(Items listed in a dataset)
____________________

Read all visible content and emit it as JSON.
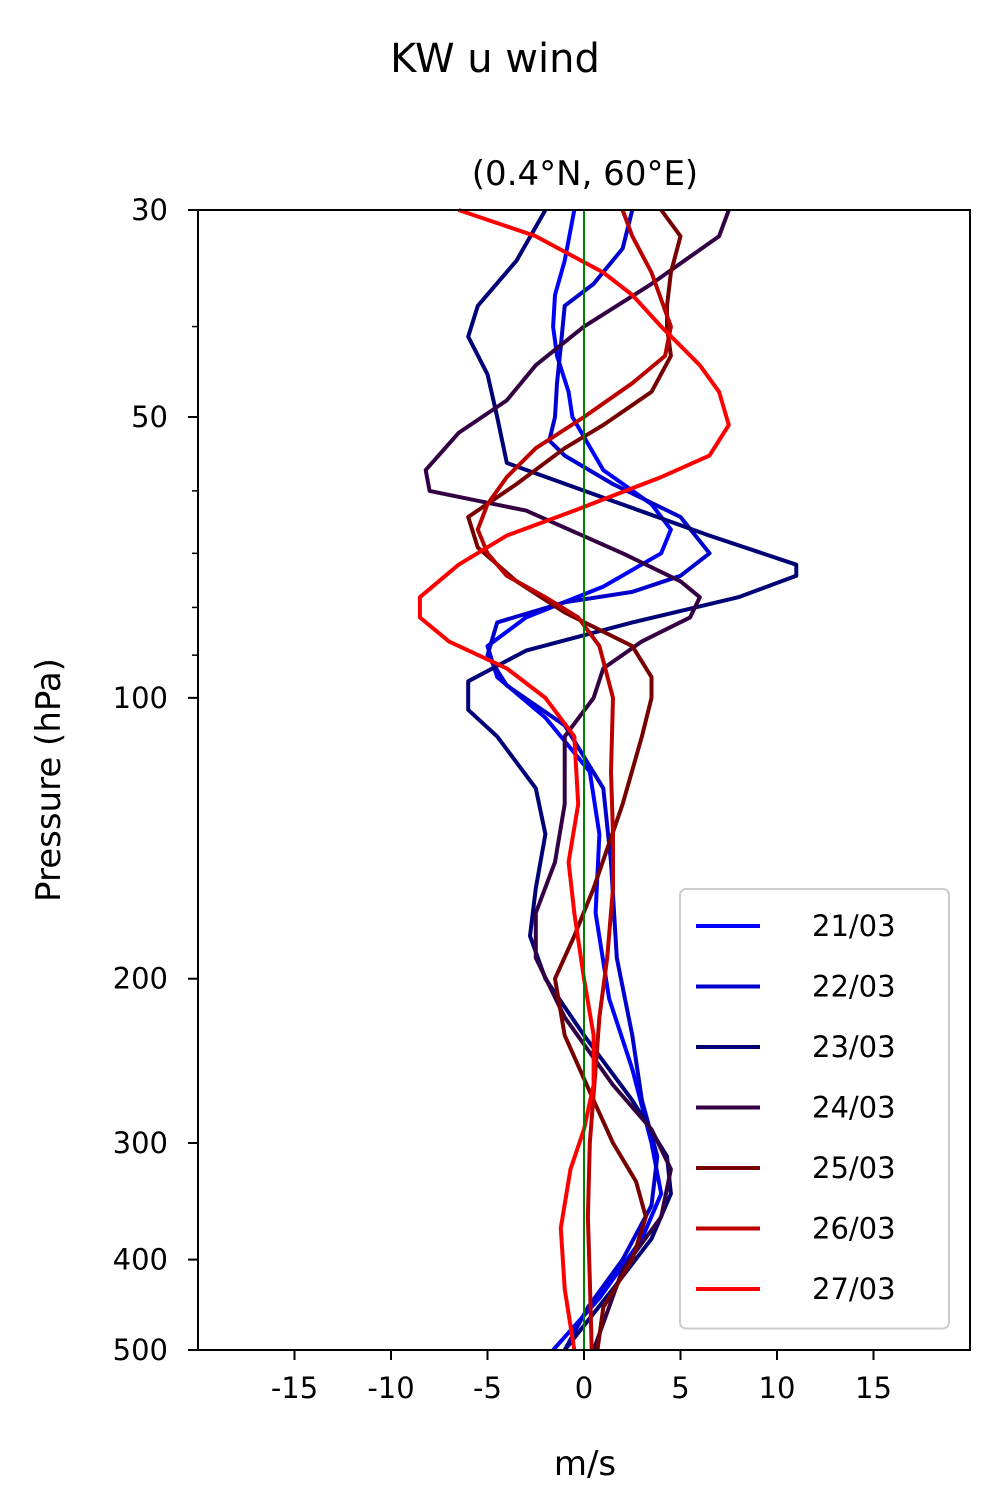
{
  "chart_data": {
    "type": "line",
    "suptitle": "KW u wind",
    "title": "(0.4°N, 60°E)",
    "xlabel": "m/s",
    "ylabel": "Pressure (hPa)",
    "xlim": [
      -20,
      20
    ],
    "ylim": [
      500,
      30
    ],
    "y_scale": "log",
    "xticks": [
      -15,
      -10,
      -5,
      0,
      5,
      10,
      15
    ],
    "xtick_labels": [
      "-15",
      "-10",
      "-5",
      "0",
      "5",
      "10",
      "15"
    ],
    "yticks": [
      30,
      50,
      100,
      200,
      300,
      400,
      500
    ],
    "ytick_labels": [
      "30",
      "50",
      "100",
      "200",
      "300",
      "400",
      "500"
    ],
    "y_minor_ticks": [
      40,
      60,
      70,
      80,
      90
    ],
    "grid": false,
    "legend_position": "lower-right",
    "reference_line": {
      "x": 0,
      "color": "#008000"
    },
    "series": [
      {
        "name": "21/03",
        "color": "#0000ff",
        "points": [
          [
            -0.5,
            30
          ],
          [
            -1,
            34
          ],
          [
            -1.5,
            37
          ],
          [
            -1.6,
            40
          ],
          [
            -1.4,
            43
          ],
          [
            -0.8,
            47
          ],
          [
            -0.6,
            50
          ],
          [
            1,
            57
          ],
          [
            3.5,
            62
          ],
          [
            4.5,
            66
          ],
          [
            4,
            70
          ],
          [
            1,
            76
          ],
          [
            -3,
            82
          ],
          [
            -5,
            88
          ],
          [
            -4.5,
            95
          ],
          [
            -2,
            105
          ],
          [
            0.3,
            120
          ],
          [
            0.8,
            140
          ],
          [
            0.6,
            170
          ],
          [
            1.3,
            210
          ],
          [
            2.5,
            250
          ],
          [
            3.5,
            300
          ],
          [
            4,
            340
          ],
          [
            3,
            380
          ],
          [
            0.8,
            440
          ],
          [
            -1.6,
            500
          ]
        ]
      },
      {
        "name": "22/03",
        "color": "#0000cc",
        "points": [
          [
            2.5,
            30
          ],
          [
            2,
            33
          ],
          [
            0.5,
            36
          ],
          [
            -1,
            38
          ],
          [
            -1.2,
            42
          ],
          [
            -1.4,
            46
          ],
          [
            -1.5,
            50
          ],
          [
            -1.8,
            53
          ],
          [
            -1,
            55
          ],
          [
            1.5,
            59
          ],
          [
            5,
            64
          ],
          [
            6.5,
            70
          ],
          [
            5,
            74
          ],
          [
            2.5,
            77
          ],
          [
            -1,
            79
          ],
          [
            -4.5,
            83
          ],
          [
            -5,
            90
          ],
          [
            -4,
            97
          ],
          [
            -1,
            107
          ],
          [
            1,
            125
          ],
          [
            1.4,
            150
          ],
          [
            1.7,
            190
          ],
          [
            2.5,
            230
          ],
          [
            3,
            270
          ],
          [
            3.8,
            310
          ],
          [
            3.5,
            350
          ],
          [
            2,
            400
          ],
          [
            0.2,
            450
          ],
          [
            -1,
            500
          ]
        ]
      },
      {
        "name": "23/03",
        "color": "#000077",
        "points": [
          [
            -2,
            30
          ],
          [
            -3.5,
            34
          ],
          [
            -5.5,
            38
          ],
          [
            -6,
            41
          ],
          [
            -5,
            45
          ],
          [
            -4.5,
            50
          ],
          [
            -4,
            56
          ],
          [
            1,
            61
          ],
          [
            6.5,
            67
          ],
          [
            11,
            72
          ],
          [
            11,
            74
          ],
          [
            8,
            78
          ],
          [
            2.5,
            83
          ],
          [
            -3,
            89
          ],
          [
            -6,
            96
          ],
          [
            -6,
            103
          ],
          [
            -4.5,
            110
          ],
          [
            -2.5,
            125
          ],
          [
            -2,
            140
          ],
          [
            -2.5,
            160
          ],
          [
            -2.8,
            180
          ],
          [
            -2,
            200
          ],
          [
            0,
            230
          ],
          [
            2.5,
            270
          ],
          [
            4.3,
            310
          ],
          [
            4.5,
            340
          ],
          [
            3.5,
            380
          ],
          [
            1.5,
            430
          ],
          [
            -1,
            500
          ]
        ]
      },
      {
        "name": "24/03",
        "color": "#330044",
        "points": [
          [
            7.5,
            30
          ],
          [
            7,
            32
          ],
          [
            3.5,
            36
          ],
          [
            0,
            40
          ],
          [
            -2.5,
            44
          ],
          [
            -4,
            48
          ],
          [
            -6.5,
            52
          ],
          [
            -8.2,
            57
          ],
          [
            -8,
            60
          ],
          [
            -3,
            63
          ],
          [
            2,
            70
          ],
          [
            5,
            75
          ],
          [
            6,
            78
          ],
          [
            5.5,
            82
          ],
          [
            3,
            87
          ],
          [
            1,
            93
          ],
          [
            0.5,
            100
          ],
          [
            -1,
            110
          ],
          [
            -1,
            130
          ],
          [
            -1.5,
            150
          ],
          [
            -2.5,
            170
          ],
          [
            -2.5,
            190
          ],
          [
            -1,
            220
          ],
          [
            1.5,
            260
          ],
          [
            3.5,
            290
          ],
          [
            4.5,
            320
          ],
          [
            4,
            360
          ],
          [
            2,
            410
          ],
          [
            0.5,
            500
          ]
        ]
      },
      {
        "name": "25/03",
        "color": "#770000",
        "points": [
          [
            4,
            30
          ],
          [
            5,
            32
          ],
          [
            4.5,
            35
          ],
          [
            4.3,
            38
          ],
          [
            4.3,
            40
          ],
          [
            4.5,
            43
          ],
          [
            3.5,
            47
          ],
          [
            1,
            51
          ],
          [
            -1,
            54
          ],
          [
            -3.5,
            59
          ],
          [
            -6,
            64
          ],
          [
            -5.5,
            69
          ],
          [
            -3.5,
            75
          ],
          [
            -1,
            81
          ],
          [
            2.5,
            88
          ],
          [
            3.5,
            95
          ],
          [
            3.5,
            100
          ],
          [
            3,
            110
          ],
          [
            2,
            130
          ],
          [
            0.5,
            160
          ],
          [
            -0.5,
            180
          ],
          [
            -1.5,
            200
          ],
          [
            -1,
            230
          ],
          [
            0.5,
            270
          ],
          [
            1.5,
            300
          ],
          [
            2.7,
            330
          ],
          [
            3.2,
            360
          ],
          [
            2.5,
            400
          ],
          [
            1,
            450
          ],
          [
            0.7,
            500
          ]
        ]
      },
      {
        "name": "26/03",
        "color": "#bb0000",
        "points": [
          [
            2,
            30
          ],
          [
            2.5,
            32
          ],
          [
            3.5,
            35
          ],
          [
            4.5,
            40
          ],
          [
            4.2,
            43
          ],
          [
            2.5,
            46
          ],
          [
            0,
            50
          ],
          [
            -2.5,
            54
          ],
          [
            -4,
            58
          ],
          [
            -5,
            62
          ],
          [
            -5.5,
            66
          ],
          [
            -5,
            70
          ],
          [
            -4,
            74
          ],
          [
            -2,
            78
          ],
          [
            -0.3,
            82
          ],
          [
            0.8,
            88
          ],
          [
            1.5,
            100
          ],
          [
            1.4,
            120
          ],
          [
            1.5,
            140
          ],
          [
            1.5,
            160
          ],
          [
            1.2,
            190
          ],
          [
            0.8,
            220
          ],
          [
            0.6,
            250
          ],
          [
            0.3,
            300
          ],
          [
            0.2,
            360
          ],
          [
            0.3,
            420
          ],
          [
            0.4,
            500
          ]
        ]
      },
      {
        "name": "27/03",
        "color": "#ff0000",
        "points": [
          [
            -6.5,
            30
          ],
          [
            -2.5,
            32
          ],
          [
            1,
            35
          ],
          [
            2.5,
            37
          ],
          [
            4,
            40
          ],
          [
            6,
            44
          ],
          [
            7,
            47
          ],
          [
            7.5,
            51
          ],
          [
            6.5,
            55
          ],
          [
            4,
            58
          ],
          [
            -0.5,
            63
          ],
          [
            -4,
            67
          ],
          [
            -6.5,
            72
          ],
          [
            -8.5,
            78
          ],
          [
            -8.5,
            82
          ],
          [
            -7,
            87
          ],
          [
            -4,
            93
          ],
          [
            -2,
            100
          ],
          [
            -0.5,
            110
          ],
          [
            -0.3,
            130
          ],
          [
            -0.8,
            150
          ],
          [
            -0.5,
            170
          ],
          [
            0,
            200
          ],
          [
            0.5,
            230
          ],
          [
            0.5,
            260
          ],
          [
            0,
            290
          ],
          [
            -0.7,
            320
          ],
          [
            -1.2,
            370
          ],
          [
            -1,
            430
          ],
          [
            -0.5,
            500
          ]
        ]
      }
    ]
  }
}
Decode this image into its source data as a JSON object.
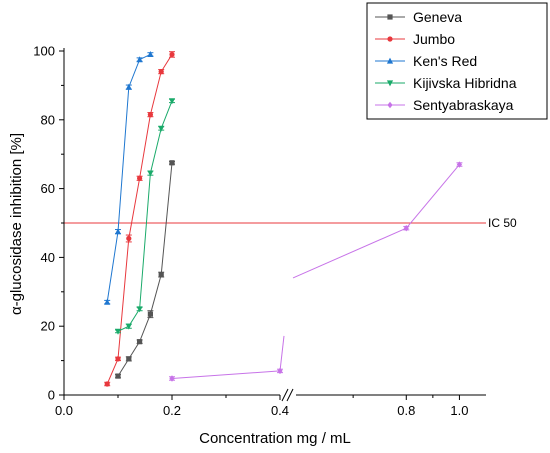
{
  "chart_data": {
    "type": "line",
    "xlabel": "Concentration mg / mL",
    "ylabel": "α-glucosidase inhibition [%]",
    "left_axis": {
      "xlim": [
        0.0,
        0.4
      ],
      "xticks": [
        "0.0",
        "0.2",
        "0.4"
      ],
      "minor_xticks": [
        0.1,
        0.3
      ]
    },
    "right_axis": {
      "xlim": [
        0.4,
        1.1
      ],
      "xticks": [
        "0.8",
        "1.0"
      ],
      "minor_xticks": [
        0.6,
        0.9
      ]
    },
    "ylim": [
      0,
      100
    ],
    "yticks": [
      "0",
      "20",
      "40",
      "60",
      "80",
      "100"
    ],
    "axis_break": {
      "at": 0.4,
      "segment": "left"
    },
    "grid": false,
    "legend_position": "top-right",
    "reference_line": {
      "y": 50,
      "label": "IC 50",
      "color": "#e8383d"
    },
    "series": [
      {
        "name": "Geneva",
        "color": "#555555",
        "segment": "left",
        "x": [
          0.1,
          0.12,
          0.14,
          0.16,
          0.18,
          0.2
        ],
        "y": [
          5.5,
          10.5,
          15.5,
          23.5,
          35,
          67.5
        ],
        "err": [
          0.5,
          0.6,
          0.5,
          1.0,
          0.7,
          0.4
        ]
      },
      {
        "name": "Jumbo",
        "color": "#e8383d",
        "segment": "left",
        "x": [
          0.08,
          0.1,
          0.12,
          0.14,
          0.16,
          0.18,
          0.2
        ],
        "y": [
          3.2,
          10.5,
          45.5,
          63,
          81.5,
          94,
          99
        ],
        "err": [
          0.5,
          0.5,
          1.0,
          0.6,
          0.6,
          0.6,
          0.8
        ]
      },
      {
        "name": "Ken's Red",
        "color": "#1f77d0",
        "segment": "left",
        "x": [
          0.08,
          0.1,
          0.12,
          0.14,
          0.16
        ],
        "y": [
          27,
          47.5,
          89.5,
          97.5,
          99
        ],
        "err": [
          0.5,
          0.6,
          0.6,
          0.5,
          0.5
        ]
      },
      {
        "name": "Kijivska Hibridna",
        "color": "#1aaa6a",
        "segment": "left",
        "x": [
          0.1,
          0.12,
          0.14,
          0.16,
          0.18,
          0.2
        ],
        "y": [
          18.5,
          20,
          25,
          64.5,
          77.5,
          85.5
        ],
        "err": [
          0.4,
          0.6,
          0.5,
          0.6,
          0.5,
          0.5
        ]
      },
      {
        "name": "Sentyabraskaya",
        "color": "#c773e8",
        "segment": "both",
        "x": [
          0.2,
          0.4,
          0.8,
          1.0
        ],
        "y": [
          4.8,
          7,
          48.5,
          67
        ],
        "err": [
          0.5,
          0.5,
          0.5,
          0.5
        ]
      }
    ]
  }
}
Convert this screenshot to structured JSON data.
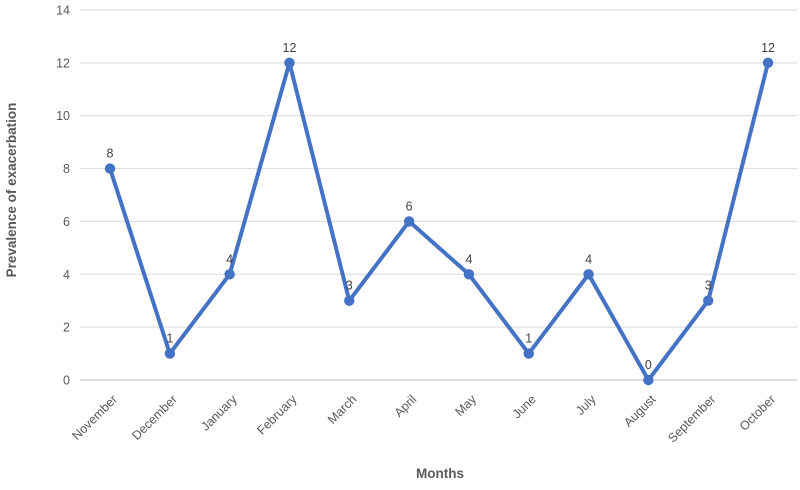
{
  "chart_data": {
    "type": "line",
    "title": "",
    "xlabel": "Months",
    "ylabel": "Prevalence of exacerbation",
    "categories": [
      "November",
      "December",
      "January",
      "February",
      "March",
      "April",
      "May",
      "June",
      "July",
      "August",
      "September",
      "October"
    ],
    "values": [
      8,
      1,
      4,
      12,
      3,
      6,
      4,
      1,
      4,
      0,
      3,
      12
    ],
    "data_labels": [
      8,
      1,
      4,
      12,
      3,
      6,
      4,
      1,
      4,
      0,
      3,
      12
    ],
    "ylim": [
      0,
      14
    ],
    "yticks": [
      0,
      2,
      4,
      6,
      8,
      10,
      12,
      14
    ],
    "grid": "horizontal",
    "legend_position": "none",
    "marker": "circle",
    "colors": {
      "line": "#4472C4",
      "marker": "#4472C4",
      "gridline": "#D9D9D9",
      "zero_axis_line": "#BFBFBF",
      "tick_label": "#595959",
      "category_label": "#595959",
      "data_label": "#404040",
      "axis_title": "#595959",
      "background": "#FFFFFF"
    }
  }
}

____________________

Task statement
Exactly reproduce the lines beginning at the one that contains "Convert this screenshot" and ending at the final line of the material, with the pictures left out.

Problem solution
Convert this screenshot to structured JSON data.
{
  "chart_data": {
    "type": "line",
    "title": "",
    "xlabel": "Months",
    "ylabel": "Prevalence of exacerbation",
    "categories": [
      "November",
      "December",
      "January",
      "February",
      "March",
      "April",
      "May",
      "June",
      "July",
      "August",
      "September",
      "October"
    ],
    "values": [
      8,
      1,
      4,
      12,
      3,
      6,
      4,
      1,
      4,
      0,
      3,
      12
    ],
    "data_labels": [
      8,
      1,
      4,
      12,
      3,
      6,
      4,
      1,
      4,
      0,
      3,
      12
    ],
    "ylim": [
      0,
      14
    ],
    "yticks": [
      0,
      2,
      4,
      6,
      8,
      10,
      12,
      14
    ],
    "grid": "horizontal",
    "legend_position": "none",
    "marker": "circle",
    "colors": {
      "line": "#4472C4",
      "marker": "#4472C4",
      "gridline": "#D9D9D9",
      "zero_axis_line": "#BFBFBF",
      "tick_label": "#595959",
      "category_label": "#595959",
      "data_label": "#404040",
      "axis_title": "#595959",
      "background": "#FFFFFF"
    }
  }
}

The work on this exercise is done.